- **Exercise**
Reproduce the data below line for line, without changing anything, and leave out the pictures.

───── Input data ─────

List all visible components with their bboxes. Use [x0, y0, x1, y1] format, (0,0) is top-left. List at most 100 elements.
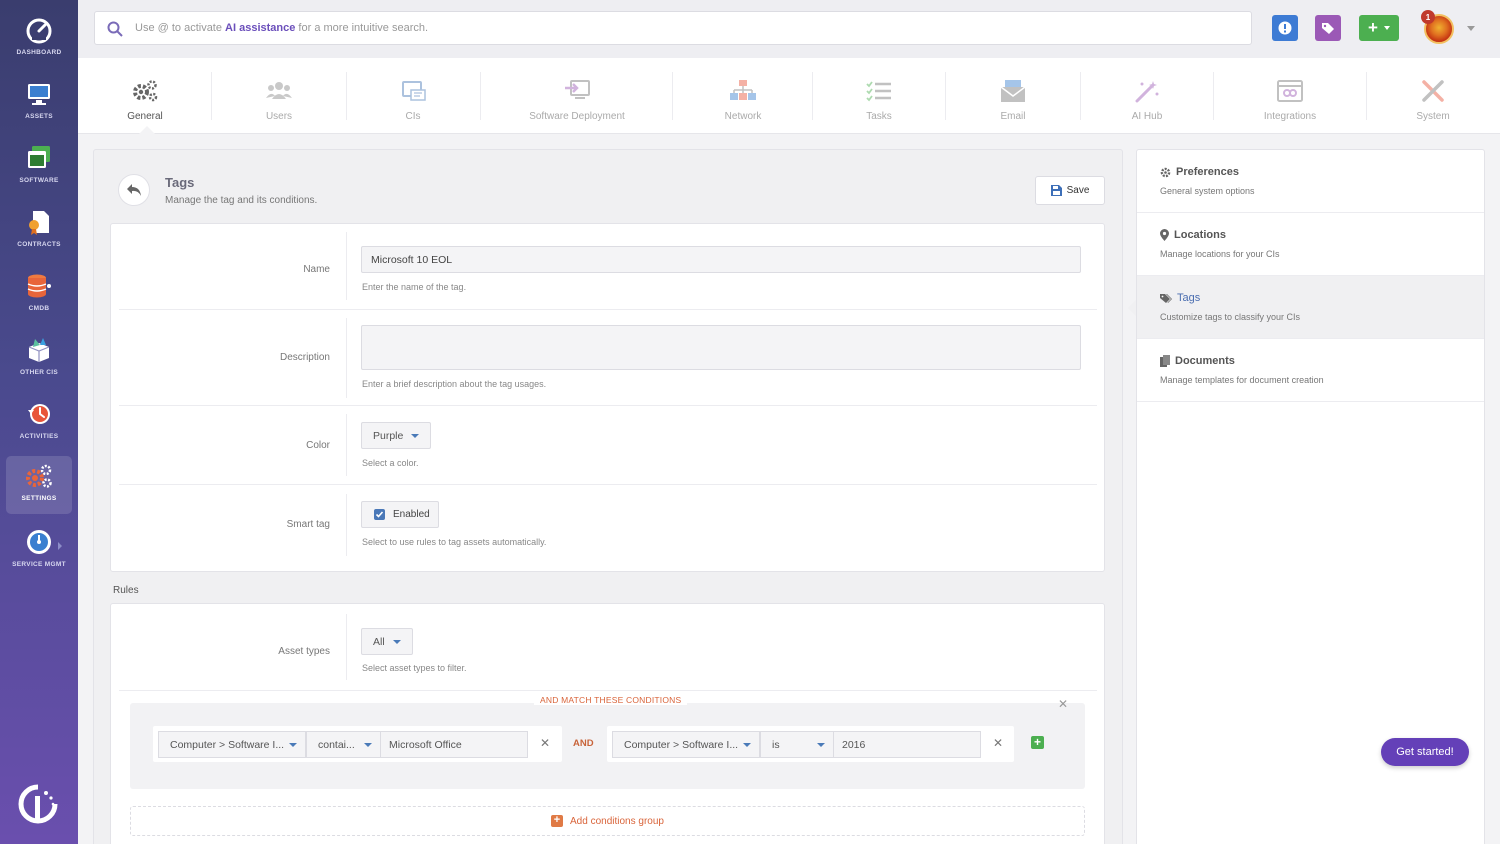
- chevron-down-icon: [743, 743, 751, 747]
- gears-icon: [131, 78, 159, 104]
- tags-icon: [1160, 293, 1172, 303]
- contract-document-icon: [25, 208, 53, 236]
- tag-button[interactable]: [1315, 15, 1341, 41]
- chevron-down-icon: [817, 743, 825, 747]
- name-label: Name: [303, 264, 330, 275]
- smart-tag-checkbox[interactable]: Enabled: [361, 501, 439, 528]
- condition-field-select[interactable]: Computer > Software I...: [158, 731, 306, 758]
- add-condition-button[interactable]: +: [1031, 736, 1044, 749]
- tab-cis[interactable]: CIs: [380, 58, 446, 134]
- sidebar-item-label: CONTRACTS: [17, 241, 61, 248]
- tools-icon: [1419, 78, 1447, 104]
- tab-network[interactable]: Network: [710, 58, 776, 134]
- name-field[interactable]: Microsoft 10 EOL: [361, 246, 1081, 273]
- sidebar-item-software[interactable]: SOFTWARE: [6, 138, 72, 196]
- checkbox-checked-icon: [374, 509, 385, 520]
- condition-operator-select[interactable]: is: [760, 731, 834, 758]
- tab-pointer: [139, 126, 155, 134]
- tab-general[interactable]: General: [106, 58, 184, 134]
- sidebar-item-label: CMDB: [28, 305, 50, 312]
- plus-icon: +: [551, 815, 564, 827]
- sidebar-item-label: SOFTWARE: [19, 177, 59, 184]
- info-button[interactable]: [1272, 15, 1298, 41]
- service-gauge-icon: [25, 528, 53, 556]
- sidebar-item-label: OTHER CIS: [19, 369, 59, 376]
- tab-software-deployment[interactable]: Software Deployment: [518, 58, 636, 134]
- floppy-disk-icon: [1050, 185, 1062, 196]
- top-bar: Use @ to activate AI assistance for a mo…: [78, 0, 1500, 58]
- sidebar-item-activities[interactable]: ACTIVITIES: [6, 394, 72, 452]
- condition-operator-select[interactable]: contai...: [306, 731, 381, 758]
- sidebar-item-label: ACTIVITIES: [19, 433, 59, 440]
- search-placeholder: Use @ to activate AI assistance for a mo…: [135, 22, 429, 34]
- add-new-button[interactable]: +: [1359, 15, 1399, 41]
- smart-tag-label: Smart tag: [286, 519, 330, 530]
- settings-tabs: General Users CIs Software Deployment Ne…: [78, 58, 1500, 134]
- chevron-down-icon: [364, 743, 372, 747]
- database-icon: [25, 272, 53, 300]
- remove-condition-icon[interactable]: ✕: [993, 736, 1003, 750]
- and-joiner: AND: [573, 738, 594, 749]
- documents-icon: [1160, 355, 1170, 367]
- search-input[interactable]: Use @ to activate AI assistance for a mo…: [94, 11, 1252, 45]
- tag-icon: [1322, 23, 1334, 34]
- sidebar-item-label: DASHBOARD: [16, 49, 62, 56]
- sidebar-item-label: ASSETS: [25, 113, 53, 120]
- active-pointer: [1128, 300, 1136, 316]
- add-conditions-group-button[interactable]: + Add conditions group: [130, 806, 1085, 836]
- deploy-icon: [563, 78, 591, 104]
- reply-arrow-icon: [127, 184, 141, 196]
- chevron-down-icon[interactable]: [1467, 26, 1475, 31]
- back-button[interactable]: [118, 174, 150, 206]
- email-icon: [999, 78, 1027, 104]
- asset-types-select[interactable]: All: [361, 628, 413, 655]
- network-icon: [729, 78, 757, 104]
- sidebar-item-assets[interactable]: ASSETS: [6, 74, 72, 132]
- users-icon: [265, 78, 293, 104]
- expand-arrow-icon[interactable]: [58, 542, 62, 550]
- tab-system[interactable]: System: [1400, 58, 1466, 134]
- software-window-icon: [25, 144, 53, 172]
- sidebar-item-other-cis[interactable]: OTHER CIS: [6, 330, 72, 388]
- color-hint: Select a color.: [362, 458, 419, 468]
- page-subtitle: Manage the tag and its conditions.: [165, 195, 318, 206]
- conditions-heading: AND MATCH THESE CONDITIONS: [534, 695, 688, 705]
- settings-menu-preferences[interactable]: Preferences General system options: [1137, 150, 1484, 213]
- chevron-down-icon: [392, 639, 401, 644]
- sidebar-item-contracts[interactable]: CONTRACTS: [6, 202, 72, 260]
- sidebar-item-settings[interactable]: SETTINGS: [6, 456, 72, 514]
- plus-icon: +: [1368, 18, 1378, 37]
- color-select[interactable]: Purple: [361, 422, 432, 449]
- settings-menu-documents[interactable]: Documents Manage templates for document …: [1137, 339, 1484, 402]
- condition-value-input[interactable]: 2016: [833, 731, 981, 758]
- asset-types-hint: Select asset types to filter.: [362, 663, 467, 673]
- tab-users[interactable]: Users: [246, 58, 312, 134]
- tab-ai-hub[interactable]: AI Hub: [1114, 58, 1180, 134]
- alert-circle-icon: [1278, 21, 1292, 35]
- magic-wand-icon: [1133, 78, 1161, 104]
- save-button[interactable]: Save: [1035, 176, 1105, 205]
- gear-icon: [1160, 167, 1171, 177]
- tab-tasks[interactable]: Tasks: [846, 58, 912, 134]
- sidebar-item-cmdb[interactable]: CMDB: [6, 266, 72, 324]
- remove-condition-icon[interactable]: ✕: [540, 736, 550, 750]
- gauge-icon: [25, 16, 53, 44]
- search-icon: [107, 21, 123, 37]
- settings-menu-tags[interactable]: Tags Customize tags to classify your CIs: [1137, 276, 1484, 339]
- tab-email[interactable]: Email: [980, 58, 1046, 134]
- close-icon[interactable]: ✕: [1058, 697, 1068, 711]
- sidebar-item-dashboard[interactable]: DASHBOARD: [6, 10, 72, 68]
- rules-section-label: Rules: [113, 585, 139, 596]
- integrations-icon: [1276, 78, 1304, 104]
- condition-value-input[interactable]: Microsoft Office: [380, 731, 528, 758]
- asset-types-label: Asset types: [278, 646, 330, 657]
- chevron-down-icon: [1383, 26, 1390, 30]
- settings-menu-locations[interactable]: Locations Manage locations for your CIs: [1137, 213, 1484, 276]
- description-field[interactable]: [361, 325, 1081, 370]
- app-logo: [18, 784, 58, 824]
- condition-field-select[interactable]: Computer > Software I...: [612, 731, 760, 758]
- sidebar-item-service-mgmt[interactable]: SERVICE MGMT: [6, 522, 72, 580]
- get-started-button[interactable]: Get started!: [1381, 738, 1469, 766]
- tab-integrations[interactable]: Integrations: [1250, 58, 1330, 134]
- color-label: Color: [306, 440, 330, 451]
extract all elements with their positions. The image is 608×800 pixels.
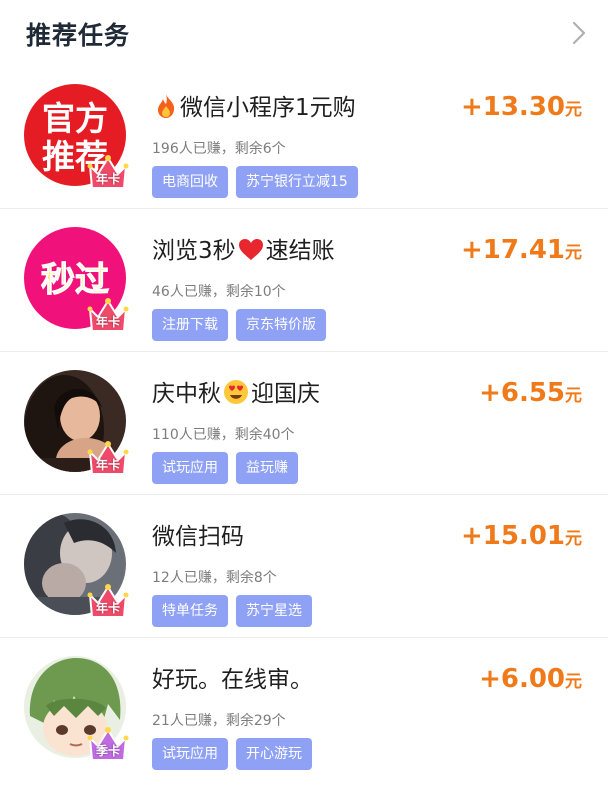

─────

- **Task solution**
List all visible components with their bboxes. Use [x0, y0, x1, y1] format, (0,0) is top-left. List at most 100 elements.
- chevron-down-icon: [743, 743, 751, 747]
- gears-icon: [131, 78, 159, 104]
- tags-icon: [1160, 293, 1172, 303]
- contract-document-icon: [25, 208, 53, 236]
- tag-button[interactable]: [1315, 15, 1341, 41]
- chevron-down-icon: [817, 743, 825, 747]
- name-label: Name: [303, 264, 330, 275]
- smart-tag-checkbox[interactable]: Enabled: [361, 501, 439, 528]
- condition-field-select[interactable]: Computer > Software I...: [158, 731, 306, 758]
- add-condition-button[interactable]: +: [1031, 736, 1044, 749]
- tab-cis[interactable]: CIs: [380, 58, 446, 134]
- sidebar-item-label: CONTRACTS: [17, 241, 61, 248]
- tools-icon: [1419, 78, 1447, 104]
- tab-network[interactable]: Network: [710, 58, 776, 134]
- name-field[interactable]: Microsoft 10 EOL: [361, 246, 1081, 273]
- sidebar-item-software[interactable]: SOFTWARE: [6, 138, 72, 196]
- checkbox-checked-icon: [374, 509, 385, 520]
- condition-operator-select[interactable]: is: [760, 731, 834, 758]
- tab-pointer: [139, 126, 155, 134]
- tab-general[interactable]: General: [106, 58, 184, 134]
- sidebar-item-label: CMDB: [28, 305, 50, 312]
- plus-icon: +: [551, 815, 564, 827]
- sidebar-item-label: SOFTWARE: [19, 177, 59, 184]
- info-button[interactable]: [1272, 15, 1298, 41]
- service-gauge-icon: [25, 528, 53, 556]
- sidebar-item-label: OTHER CIS: [19, 369, 59, 376]
- tab-software-deployment[interactable]: Software Deployment: [518, 58, 636, 134]
- floppy-disk-icon: [1050, 185, 1062, 196]
- top-bar: Use @ to activate AI assistance for a mo…: [78, 0, 1500, 58]
- sidebar-item-activities[interactable]: ACTIVITIES: [6, 394, 72, 452]
- condition-operator-select[interactable]: contai...: [306, 731, 381, 758]
- sidebar-item-label: ACTIVITIES: [19, 433, 59, 440]
- search-placeholder: Use @ to activate AI assistance for a mo…: [135, 22, 429, 34]
- add-new-button[interactable]: +: [1359, 15, 1399, 41]
- smart-tag-label: Smart tag: [286, 519, 330, 530]
- settings-tabs: General Users CIs Software Deployment Ne…: [78, 58, 1500, 134]
- chevron-down-icon: [364, 743, 372, 747]
- database-icon: [25, 272, 53, 300]
- remove-condition-icon[interactable]: ✕: [993, 736, 1003, 750]
- and-joiner: AND: [573, 738, 594, 749]
- documents-icon: [1160, 355, 1170, 367]
- search-input[interactable]: Use @ to activate AI assistance for a mo…: [94, 11, 1252, 45]
- tag-icon: [1322, 23, 1334, 34]
- sidebar-item-label: DASHBOARD: [16, 49, 62, 56]
- sidebar-item-label: ASSETS: [25, 113, 53, 120]
- active-pointer: [1128, 300, 1136, 316]
- add-conditions-group-button[interactable]: + Add conditions group: [130, 806, 1085, 836]
- deploy-icon: [563, 78, 591, 104]
- reply-arrow-icon: [127, 184, 141, 196]
- chevron-down-icon[interactable]: [1467, 26, 1475, 31]
- back-button[interactable]: [118, 174, 150, 206]
- email-icon: [999, 78, 1027, 104]
- asset-types-select[interactable]: All: [361, 628, 413, 655]
- network-icon: [729, 78, 757, 104]
- sidebar-item-assets[interactable]: ASSETS: [6, 74, 72, 132]
- users-icon: [265, 78, 293, 104]
- expand-arrow-icon[interactable]: [58, 542, 62, 550]
- tab-system[interactable]: System: [1400, 58, 1466, 134]
- software-window-icon: [25, 144, 53, 172]
- sidebar-item-other-cis[interactable]: OTHER CIS: [6, 330, 72, 388]
- color-hint: Select a color.: [362, 458, 419, 468]
- page-subtitle: Manage the tag and its conditions.: [165, 195, 318, 206]
- conditions-heading: AND MATCH THESE CONDITIONS: [534, 695, 688, 705]
- settings-menu-preferences[interactable]: Preferences General system options: [1137, 150, 1484, 213]
- chevron-down-icon: [392, 639, 401, 644]
- sidebar-item-contracts[interactable]: CONTRACTS: [6, 202, 72, 260]
- sidebar-item-settings[interactable]: SETTINGS: [6, 456, 72, 514]
- plus-icon: +: [1368, 18, 1378, 37]
- color-select[interactable]: Purple: [361, 422, 432, 449]
- settings-menu-documents[interactable]: Documents Manage templates for document …: [1137, 339, 1484, 402]
- condition-value-input[interactable]: 2016: [833, 731, 981, 758]
- asset-types-hint: Select asset types to filter.: [362, 663, 467, 673]
- tab-users[interactable]: Users: [246, 58, 312, 134]
- tab-ai-hub[interactable]: AI Hub: [1114, 58, 1180, 134]
- alert-circle-icon: [1278, 21, 1292, 35]
- magic-wand-icon: [1133, 78, 1161, 104]
- save-button[interactable]: Save: [1035, 176, 1105, 205]
- gear-icon: [1160, 167, 1171, 177]
- tab-tasks[interactable]: Tasks: [846, 58, 912, 134]
- sidebar-item-cmdb[interactable]: CMDB: [6, 266, 72, 324]
- remove-condition-icon[interactable]: ✕: [540, 736, 550, 750]
- gauge-icon: [25, 16, 53, 44]
- search-icon: [107, 21, 123, 37]
- settings-menu-tags[interactable]: Tags Customize tags to classify your CIs: [1137, 276, 1484, 339]
- tab-email[interactable]: Email: [980, 58, 1046, 134]
- close-icon[interactable]: ✕: [1058, 697, 1068, 711]
- sidebar-item-dashboard[interactable]: DASHBOARD: [6, 10, 72, 68]
- rules-section-label: Rules: [113, 585, 139, 596]
- integrations-icon: [1276, 78, 1304, 104]
- condition-value-input[interactable]: Microsoft Office: [380, 731, 528, 758]
- asset-types-label: Asset types: [278, 646, 330, 657]
- chevron-down-icon: [1383, 26, 1390, 30]
- settings-menu-locations[interactable]: Locations Manage locations for your CIs: [1137, 213, 1484, 276]
- description-field[interactable]: [361, 325, 1081, 370]
- app-logo: [18, 784, 58, 824]
- condition-field-select[interactable]: Computer > Software I...: [612, 731, 760, 758]
- sidebar-item-service-mgmt[interactable]: SERVICE MGMT: [6, 522, 72, 580]
- get-started-button[interactable]: Get started!: [1381, 738, 1469, 766]
- tab-integrations[interactable]: Integrations: [1250, 58, 1330, 134]
- color-label: Color: [306, 440, 330, 451]
extract all elements with their positions. The image is 608×800 pixels.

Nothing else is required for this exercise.